> **STORED ROWS**:
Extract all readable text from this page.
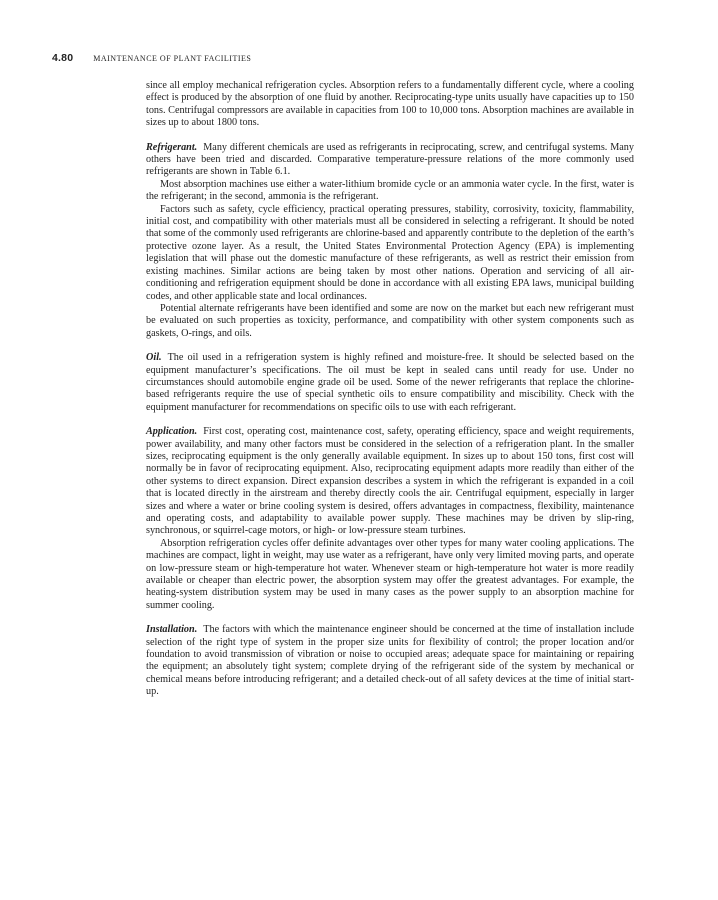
4.80	MAINTENANCE OF PLANT FACILITIES

since all employ mechanical refrigeration cycles. Absorption refers to a fundamentally different cycle, where a cooling effect is produced by the absorption of one fluid by another. Reciprocating-type units usually have capacities up to 150 tons. Centrifugal compressors are available in capacities from 100 to 10,000 tons. Absorption machines are available in sizes up to about 1800 tons.

Refrigerant. Many different chemicals are used as refrigerants in reciprocating, screw, and centrifugal systems. Many others have been tried and discarded. Comparative temperature-pressure relations of the more commonly used refrigerants are shown in Table 6.1.

Most absorption machines use either a water-lithium bromide cycle or an ammonia water cycle. In the first, water is the refrigerant; in the second, ammonia is the refrigerant.

Factors such as safety, cycle efficiency, practical operating pressures, stability, corrosivity, toxicity, flammability, initial cost, and compatibility with other materials must all be considered in selecting a refrigerant. It should be noted that some of the commonly used refrigerants are chlorine-based and apparently contribute to the depletion of the earth’s protective ozone layer. As a result, the United States Environmental Protection Agency (EPA) is implementing legislation that will phase out the domestic manufacture of these refrigerants, as well as restrict their emission from existing machines. Similar actions are being taken by most other nations. Operation and servicing of all air-conditioning and refrigeration equipment should be done in accordance with all existing EPA laws, municipal building codes, and other applicable state and local ordinances.

Potential alternate refrigerants have been identified and some are now on the market but each new refrigerant must be evaluated on such properties as toxicity, performance, and compatibility with other system components such as gaskets, O-rings, and oils.

Oil. The oil used in a refrigeration system is highly refined and moisture-free. It should be selected based on the equipment manufacturer’s specifications. The oil must be kept in sealed cans until ready for use. Under no circumstances should automobile engine grade oil be used. Some of the newer refrigerants that replace the chlorine-based refrigerants require the use of special synthetic oils to ensure compatibility and miscibility. Check with the equipment manufacturer for recommendations on specific oils to use with each refrigerant.

Application. First cost, operating cost, maintenance cost, safety, operating efficiency, space and weight requirements, power availability, and many other factors must be considered in the selection of a refrigeration plant. In the smaller sizes, reciprocating equipment is the only generally available equipment. In sizes up to about 150 tons, first cost will normally be in favor of reciprocating equipment. Also, reciprocating equipment adapts more readily than either of the other systems to direct expansion. Direct expansion describes a system in which the refrigerant is expanded in a coil that is located directly in the airstream and thereby directly cools the air. Centrifugal equipment, especially in larger sizes and where a water or brine cooling system is desired, offers advantages in compactness, flexibility, maintenance and operating costs, and adaptability to available power supply. These machines may be driven by slip-ring, synchronous, or squirrel-cage motors, or high- or low-pressure steam turbines.

Absorption refrigeration cycles offer definite advantages over other types for many water cooling applications. The machines are compact, light in weight, may use water as a refrigerant, have only very limited moving parts, and operate on low-pressure steam or high-temperature hot water. Whenever steam or high-temperature hot water is more readily available or cheaper than electric power, the absorption system may offer the greatest advantages. For example, the heating-system distribution system may be used in many cases as the power supply to an absorption machine for summer cooling.

Installation. The factors with which the maintenance engineer should be concerned at the time of installation include selection of the right type of system in the proper size units for flexibility of control; the proper location and/or foundation to avoid transmission of vibration or noise to occupied areas; adequate space for maintaining or repairing the equipment; an absolutely tight system; complete drying of the refrigerant side of the system by mechanical or chemical means before introducing refrigerant; and a detailed check-out of all safety devices at the time of initial start-up.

> **DIRECTIONS FOR THIS TASK**:
Quote the preceding listing precisely and completely, omitting its images.

> **SOLUTION FOR THIS EXERCISE**:
Extract all readable text from this page.
4.80	MAINTENANCE OF PLANT FACILITIES

since all employ mechanical refrigeration cycles. Absorption refers to a fundamentally different cycle, where a cooling effect is produced by the absorption of one fluid by another. Reciprocating-type units usually have capacities up to 150 tons. Centrifugal compressors are available in capacities from 100 to 10,000 tons. Absorption machines are available in sizes up to about 1800 tons.

Refrigerant. Many different chemicals are used as refrigerants in reciprocating, screw, and centrifugal systems. Many others have been tried and discarded. Comparative temperature-pressure relations of the more commonly used refrigerants are shown in Table 6.1.

Most absorption machines use either a water-lithium bromide cycle or an ammonia water cycle. In the first, water is the refrigerant; in the second, ammonia is the refrigerant.

Factors such as safety, cycle efficiency, practical operating pressures, stability, corrosivity, toxicity, flammability, initial cost, and compatibility with other materials must all be considered in selecting a refrigerant. It should be noted that some of the commonly used refrigerants are chlorine-based and apparently contribute to the depletion of the earth’s protective ozone layer. As a result, the United States Environmental Protection Agency (EPA) is implementing legislation that will phase out the domestic manufacture of these refrigerants, as well as restrict their emission from existing machines. Similar actions are being taken by most other nations. Operation and servicing of all air-conditioning and refrigeration equipment should be done in accordance with all existing EPA laws, municipal building codes, and other applicable state and local ordinances.

Potential alternate refrigerants have been identified and some are now on the market but each new refrigerant must be evaluated on such properties as toxicity, performance, and compatibility with other system components such as gaskets, O-rings, and oils.

Oil. The oil used in a refrigeration system is highly refined and moisture-free. It should be selected based on the equipment manufacturer’s specifications. The oil must be kept in sealed cans until ready for use. Under no circumstances should automobile engine grade oil be used. Some of the newer refrigerants that replace the chlorine-based refrigerants require the use of special synthetic oils to ensure compatibility and miscibility. Check with the equipment manufacturer for recommendations on specific oils to use with each refrigerant.

Application. First cost, operating cost, maintenance cost, safety, operating efficiency, space and weight requirements, power availability, and many other factors must be considered in the selection of a refrigeration plant. In the smaller sizes, reciprocating equipment is the only generally available equipment. In sizes up to about 150 tons, first cost will normally be in favor of reciprocating equipment. Also, reciprocating equipment adapts more readily than either of the other systems to direct expansion. Direct expansion describes a system in which the refrigerant is expanded in a coil that is located directly in the airstream and thereby directly cools the air. Centrifugal equipment, especially in larger sizes and where a water or brine cooling system is desired, offers advantages in compactness, flexibility, maintenance and operating costs, and adaptability to available power supply. These machines may be driven by slip-ring, synchronous, or squirrel-cage motors, or high- or low-pressure steam turbines.

Absorption refrigeration cycles offer definite advantages over other types for many water cooling applications. The machines are compact, light in weight, may use water as a refrigerant, have only very limited moving parts, and operate on low-pressure steam or high-temperature hot water. Whenever steam or high-temperature hot water is more readily available or cheaper than electric power, the absorption system may offer the greatest advantages. For example, the heating-system distribution system may be used in many cases as the power supply to an absorption machine for summer cooling.

Installation. The factors with which the maintenance engineer should be concerned at the time of installation include selection of the right type of system in the proper size units for flexibility of control; the proper location and/or foundation to avoid transmission of vibration or noise to occupied areas; adequate space for maintaining or repairing the equipment; an absolutely tight system; complete drying of the refrigerant side of the system by mechanical or chemical means before introducing refrigerant; and a detailed check-out of all safety devices at the time of initial start-up.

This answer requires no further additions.